___ Entries supplied
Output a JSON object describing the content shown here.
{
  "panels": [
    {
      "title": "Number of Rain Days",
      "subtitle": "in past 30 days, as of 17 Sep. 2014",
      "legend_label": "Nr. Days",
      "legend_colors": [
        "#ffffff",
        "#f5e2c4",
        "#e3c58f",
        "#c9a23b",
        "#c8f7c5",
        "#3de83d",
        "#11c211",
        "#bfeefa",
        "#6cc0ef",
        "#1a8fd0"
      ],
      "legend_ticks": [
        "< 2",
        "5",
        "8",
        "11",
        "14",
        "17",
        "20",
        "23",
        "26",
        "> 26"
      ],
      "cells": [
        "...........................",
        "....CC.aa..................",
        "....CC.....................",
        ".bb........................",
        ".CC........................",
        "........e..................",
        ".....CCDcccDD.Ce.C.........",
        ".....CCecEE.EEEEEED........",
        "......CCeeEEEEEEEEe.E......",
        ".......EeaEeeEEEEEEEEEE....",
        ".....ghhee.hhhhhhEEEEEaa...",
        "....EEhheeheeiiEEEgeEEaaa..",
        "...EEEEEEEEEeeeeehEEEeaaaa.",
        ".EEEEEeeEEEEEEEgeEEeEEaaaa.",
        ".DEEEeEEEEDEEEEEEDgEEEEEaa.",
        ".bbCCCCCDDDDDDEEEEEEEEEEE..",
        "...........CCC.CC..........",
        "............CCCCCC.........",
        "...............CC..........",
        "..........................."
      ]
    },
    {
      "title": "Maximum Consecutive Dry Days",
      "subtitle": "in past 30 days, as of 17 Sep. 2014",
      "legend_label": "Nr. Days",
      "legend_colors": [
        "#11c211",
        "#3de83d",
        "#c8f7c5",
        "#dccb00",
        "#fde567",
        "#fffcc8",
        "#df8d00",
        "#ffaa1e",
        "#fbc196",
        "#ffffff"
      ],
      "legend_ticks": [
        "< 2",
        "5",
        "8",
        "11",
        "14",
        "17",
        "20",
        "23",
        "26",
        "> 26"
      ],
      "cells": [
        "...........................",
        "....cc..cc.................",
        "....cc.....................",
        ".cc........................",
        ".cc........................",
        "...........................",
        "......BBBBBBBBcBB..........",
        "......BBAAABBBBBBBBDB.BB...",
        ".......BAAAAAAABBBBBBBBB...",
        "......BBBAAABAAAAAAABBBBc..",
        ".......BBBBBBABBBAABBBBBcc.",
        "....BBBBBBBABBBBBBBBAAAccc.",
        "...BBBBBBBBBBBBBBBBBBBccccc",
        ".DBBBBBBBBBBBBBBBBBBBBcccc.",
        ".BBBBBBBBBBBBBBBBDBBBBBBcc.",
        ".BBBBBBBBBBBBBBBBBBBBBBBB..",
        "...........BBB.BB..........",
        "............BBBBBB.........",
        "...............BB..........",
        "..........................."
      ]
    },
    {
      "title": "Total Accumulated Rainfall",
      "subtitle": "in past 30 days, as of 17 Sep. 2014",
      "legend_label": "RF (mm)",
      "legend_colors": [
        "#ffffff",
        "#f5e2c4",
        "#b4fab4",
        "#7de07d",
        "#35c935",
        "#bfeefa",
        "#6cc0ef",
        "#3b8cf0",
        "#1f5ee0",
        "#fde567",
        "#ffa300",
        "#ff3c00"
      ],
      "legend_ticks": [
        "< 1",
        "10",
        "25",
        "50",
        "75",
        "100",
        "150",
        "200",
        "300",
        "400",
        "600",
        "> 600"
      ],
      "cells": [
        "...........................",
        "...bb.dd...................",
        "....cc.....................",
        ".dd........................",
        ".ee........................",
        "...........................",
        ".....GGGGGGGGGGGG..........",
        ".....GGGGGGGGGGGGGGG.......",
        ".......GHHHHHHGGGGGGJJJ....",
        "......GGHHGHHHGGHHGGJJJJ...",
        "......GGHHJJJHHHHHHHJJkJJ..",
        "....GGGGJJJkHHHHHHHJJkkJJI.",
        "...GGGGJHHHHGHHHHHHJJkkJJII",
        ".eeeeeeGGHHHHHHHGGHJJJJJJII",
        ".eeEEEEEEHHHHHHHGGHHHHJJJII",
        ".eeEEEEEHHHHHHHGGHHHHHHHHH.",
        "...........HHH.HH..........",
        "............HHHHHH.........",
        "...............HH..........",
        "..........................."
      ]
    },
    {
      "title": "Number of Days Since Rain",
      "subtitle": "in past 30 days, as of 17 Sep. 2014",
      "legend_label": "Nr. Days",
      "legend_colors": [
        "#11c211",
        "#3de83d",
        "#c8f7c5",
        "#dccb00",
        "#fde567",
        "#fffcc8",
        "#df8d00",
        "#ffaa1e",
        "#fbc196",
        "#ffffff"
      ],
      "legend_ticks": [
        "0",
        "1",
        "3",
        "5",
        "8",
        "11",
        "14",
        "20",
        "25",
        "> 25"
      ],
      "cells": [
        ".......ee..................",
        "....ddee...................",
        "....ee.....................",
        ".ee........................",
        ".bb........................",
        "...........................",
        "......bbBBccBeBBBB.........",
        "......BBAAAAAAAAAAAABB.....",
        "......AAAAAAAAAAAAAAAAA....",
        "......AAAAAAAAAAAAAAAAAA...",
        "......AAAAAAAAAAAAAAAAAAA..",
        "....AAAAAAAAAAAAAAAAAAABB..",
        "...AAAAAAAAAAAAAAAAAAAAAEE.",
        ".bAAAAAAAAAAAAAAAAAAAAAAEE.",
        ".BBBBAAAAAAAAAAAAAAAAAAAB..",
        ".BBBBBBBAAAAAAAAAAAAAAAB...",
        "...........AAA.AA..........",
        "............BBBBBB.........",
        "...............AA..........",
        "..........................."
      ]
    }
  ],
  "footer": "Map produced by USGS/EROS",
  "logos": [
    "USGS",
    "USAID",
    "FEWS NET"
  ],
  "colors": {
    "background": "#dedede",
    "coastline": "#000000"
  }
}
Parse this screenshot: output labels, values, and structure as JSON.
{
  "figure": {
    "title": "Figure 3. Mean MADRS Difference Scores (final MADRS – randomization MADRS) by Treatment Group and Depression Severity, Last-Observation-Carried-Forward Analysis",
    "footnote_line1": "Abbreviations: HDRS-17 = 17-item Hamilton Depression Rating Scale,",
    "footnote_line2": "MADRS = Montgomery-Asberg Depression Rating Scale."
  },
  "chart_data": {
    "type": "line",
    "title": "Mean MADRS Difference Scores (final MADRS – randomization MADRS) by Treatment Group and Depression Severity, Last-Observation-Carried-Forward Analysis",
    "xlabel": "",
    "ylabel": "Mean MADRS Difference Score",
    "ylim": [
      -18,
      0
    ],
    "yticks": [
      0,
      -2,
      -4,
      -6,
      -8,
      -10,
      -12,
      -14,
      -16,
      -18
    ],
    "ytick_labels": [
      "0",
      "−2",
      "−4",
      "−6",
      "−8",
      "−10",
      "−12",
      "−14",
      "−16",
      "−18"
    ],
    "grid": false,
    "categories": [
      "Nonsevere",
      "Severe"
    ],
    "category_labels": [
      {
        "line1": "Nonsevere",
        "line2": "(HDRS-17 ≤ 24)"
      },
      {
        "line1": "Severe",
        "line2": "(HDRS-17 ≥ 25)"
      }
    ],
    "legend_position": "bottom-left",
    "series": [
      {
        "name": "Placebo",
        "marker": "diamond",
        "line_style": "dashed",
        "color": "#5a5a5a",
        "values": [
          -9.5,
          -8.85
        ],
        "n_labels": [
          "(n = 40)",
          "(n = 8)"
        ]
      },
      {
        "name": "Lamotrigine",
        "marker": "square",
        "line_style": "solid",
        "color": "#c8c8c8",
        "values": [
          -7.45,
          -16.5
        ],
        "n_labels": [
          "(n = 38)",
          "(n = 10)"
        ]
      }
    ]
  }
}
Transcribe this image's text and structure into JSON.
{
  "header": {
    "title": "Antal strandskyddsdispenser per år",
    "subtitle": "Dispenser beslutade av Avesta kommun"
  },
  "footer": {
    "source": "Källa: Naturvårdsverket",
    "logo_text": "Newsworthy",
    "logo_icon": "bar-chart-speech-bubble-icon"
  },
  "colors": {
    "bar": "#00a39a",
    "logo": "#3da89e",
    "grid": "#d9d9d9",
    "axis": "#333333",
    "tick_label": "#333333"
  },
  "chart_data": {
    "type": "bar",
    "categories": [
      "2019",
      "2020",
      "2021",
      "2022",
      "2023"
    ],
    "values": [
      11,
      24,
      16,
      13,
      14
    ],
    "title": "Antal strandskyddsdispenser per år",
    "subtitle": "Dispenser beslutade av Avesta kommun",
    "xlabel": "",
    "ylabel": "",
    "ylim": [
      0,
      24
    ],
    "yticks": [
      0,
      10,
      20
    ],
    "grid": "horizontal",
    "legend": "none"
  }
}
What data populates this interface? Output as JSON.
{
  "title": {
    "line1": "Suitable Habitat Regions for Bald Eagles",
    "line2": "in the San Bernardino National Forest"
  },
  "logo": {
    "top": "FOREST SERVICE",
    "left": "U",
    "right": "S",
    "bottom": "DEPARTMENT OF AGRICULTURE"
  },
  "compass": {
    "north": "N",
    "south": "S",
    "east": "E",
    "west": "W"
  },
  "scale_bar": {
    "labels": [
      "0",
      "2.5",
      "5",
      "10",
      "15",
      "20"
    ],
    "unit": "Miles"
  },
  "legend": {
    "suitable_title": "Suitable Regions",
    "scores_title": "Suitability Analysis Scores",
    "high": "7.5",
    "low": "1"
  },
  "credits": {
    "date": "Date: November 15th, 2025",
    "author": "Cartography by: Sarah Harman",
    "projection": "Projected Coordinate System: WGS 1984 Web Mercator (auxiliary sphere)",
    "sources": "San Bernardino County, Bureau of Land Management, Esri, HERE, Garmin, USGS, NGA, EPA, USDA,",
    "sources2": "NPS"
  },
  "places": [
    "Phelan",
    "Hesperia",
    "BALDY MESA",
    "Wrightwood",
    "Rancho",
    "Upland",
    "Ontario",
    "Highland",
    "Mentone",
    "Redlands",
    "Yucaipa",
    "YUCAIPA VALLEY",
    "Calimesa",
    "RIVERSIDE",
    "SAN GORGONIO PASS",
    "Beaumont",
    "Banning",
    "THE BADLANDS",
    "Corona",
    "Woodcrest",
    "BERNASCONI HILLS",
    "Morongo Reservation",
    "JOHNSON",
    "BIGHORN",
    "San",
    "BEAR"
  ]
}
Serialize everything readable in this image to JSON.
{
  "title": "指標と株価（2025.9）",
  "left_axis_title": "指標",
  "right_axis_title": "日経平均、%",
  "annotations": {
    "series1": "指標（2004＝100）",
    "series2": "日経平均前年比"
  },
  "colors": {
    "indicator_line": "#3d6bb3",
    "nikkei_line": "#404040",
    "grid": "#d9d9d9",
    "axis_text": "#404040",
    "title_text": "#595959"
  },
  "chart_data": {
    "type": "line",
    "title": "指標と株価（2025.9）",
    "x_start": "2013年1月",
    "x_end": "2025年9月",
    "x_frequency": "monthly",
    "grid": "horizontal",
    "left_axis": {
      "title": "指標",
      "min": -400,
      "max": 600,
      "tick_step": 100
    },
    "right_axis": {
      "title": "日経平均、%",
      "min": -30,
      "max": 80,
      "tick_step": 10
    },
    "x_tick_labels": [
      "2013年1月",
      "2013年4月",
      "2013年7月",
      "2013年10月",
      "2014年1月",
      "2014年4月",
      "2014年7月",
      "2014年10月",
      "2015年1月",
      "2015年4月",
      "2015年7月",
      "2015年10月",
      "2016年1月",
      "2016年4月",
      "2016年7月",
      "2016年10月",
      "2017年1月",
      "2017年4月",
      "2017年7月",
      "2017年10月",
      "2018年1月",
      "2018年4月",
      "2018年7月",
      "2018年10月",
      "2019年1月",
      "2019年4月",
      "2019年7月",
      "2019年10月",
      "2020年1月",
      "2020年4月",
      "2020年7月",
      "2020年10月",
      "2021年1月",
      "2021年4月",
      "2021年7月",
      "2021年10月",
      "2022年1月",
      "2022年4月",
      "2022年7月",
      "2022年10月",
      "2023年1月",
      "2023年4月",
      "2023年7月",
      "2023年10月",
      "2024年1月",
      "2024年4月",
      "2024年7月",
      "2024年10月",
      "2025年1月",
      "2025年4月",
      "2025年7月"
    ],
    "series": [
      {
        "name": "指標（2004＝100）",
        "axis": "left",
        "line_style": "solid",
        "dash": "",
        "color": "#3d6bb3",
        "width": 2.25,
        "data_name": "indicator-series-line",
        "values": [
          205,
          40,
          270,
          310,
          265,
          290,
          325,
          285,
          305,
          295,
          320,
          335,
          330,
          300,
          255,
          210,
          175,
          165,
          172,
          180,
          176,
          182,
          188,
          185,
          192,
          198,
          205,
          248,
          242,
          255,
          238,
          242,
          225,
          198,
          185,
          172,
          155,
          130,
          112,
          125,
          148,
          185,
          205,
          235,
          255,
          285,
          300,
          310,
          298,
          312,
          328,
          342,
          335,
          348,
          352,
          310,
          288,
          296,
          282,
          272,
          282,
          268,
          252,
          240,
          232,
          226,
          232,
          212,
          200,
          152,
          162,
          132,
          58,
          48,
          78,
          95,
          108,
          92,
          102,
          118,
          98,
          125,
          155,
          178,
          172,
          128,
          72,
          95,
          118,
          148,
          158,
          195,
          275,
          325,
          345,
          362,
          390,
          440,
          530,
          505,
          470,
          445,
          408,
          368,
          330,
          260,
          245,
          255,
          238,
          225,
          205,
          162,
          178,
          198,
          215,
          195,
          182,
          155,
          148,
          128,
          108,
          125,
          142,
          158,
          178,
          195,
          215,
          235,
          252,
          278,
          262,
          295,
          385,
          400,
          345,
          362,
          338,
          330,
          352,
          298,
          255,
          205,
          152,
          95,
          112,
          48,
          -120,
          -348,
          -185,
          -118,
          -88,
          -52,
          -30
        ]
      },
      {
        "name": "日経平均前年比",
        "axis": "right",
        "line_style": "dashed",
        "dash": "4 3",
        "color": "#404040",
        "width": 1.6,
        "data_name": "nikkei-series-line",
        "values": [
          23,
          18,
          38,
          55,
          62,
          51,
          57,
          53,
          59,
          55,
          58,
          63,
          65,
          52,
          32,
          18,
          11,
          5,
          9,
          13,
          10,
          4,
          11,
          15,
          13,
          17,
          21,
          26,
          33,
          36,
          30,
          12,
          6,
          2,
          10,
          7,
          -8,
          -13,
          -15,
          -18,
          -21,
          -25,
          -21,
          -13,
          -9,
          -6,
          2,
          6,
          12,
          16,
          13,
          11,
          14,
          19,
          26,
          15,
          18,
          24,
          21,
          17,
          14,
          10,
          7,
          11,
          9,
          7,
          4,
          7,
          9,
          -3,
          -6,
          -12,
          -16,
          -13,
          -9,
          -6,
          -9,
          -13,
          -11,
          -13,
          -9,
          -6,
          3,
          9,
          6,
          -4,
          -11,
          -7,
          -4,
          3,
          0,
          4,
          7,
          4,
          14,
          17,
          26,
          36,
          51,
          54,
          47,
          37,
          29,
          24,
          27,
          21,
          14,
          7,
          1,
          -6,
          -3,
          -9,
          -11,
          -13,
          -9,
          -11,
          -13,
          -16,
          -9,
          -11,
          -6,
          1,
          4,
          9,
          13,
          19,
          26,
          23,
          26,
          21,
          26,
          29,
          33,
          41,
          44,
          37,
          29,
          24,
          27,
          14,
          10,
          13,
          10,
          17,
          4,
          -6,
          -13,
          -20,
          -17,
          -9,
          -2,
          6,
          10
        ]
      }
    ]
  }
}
______
**Given request:**
Gather all lines where the word "Difference" appears.

**Reply:**
    "title": "Figure 3. Mean MADRS Difference Scores (final MADRS – randomization MADRS) by Treatment Group and Depression Severity, Last-Observation-Carried-Forward Analysis",
    "title": "Mean MADRS Difference Scores (final MADRS – randomization MADRS) by Treatment Group and Depression Severity, Last-Observation-Carried-Forward Analysis",
    "ylabel": "Mean MADRS Difference Score",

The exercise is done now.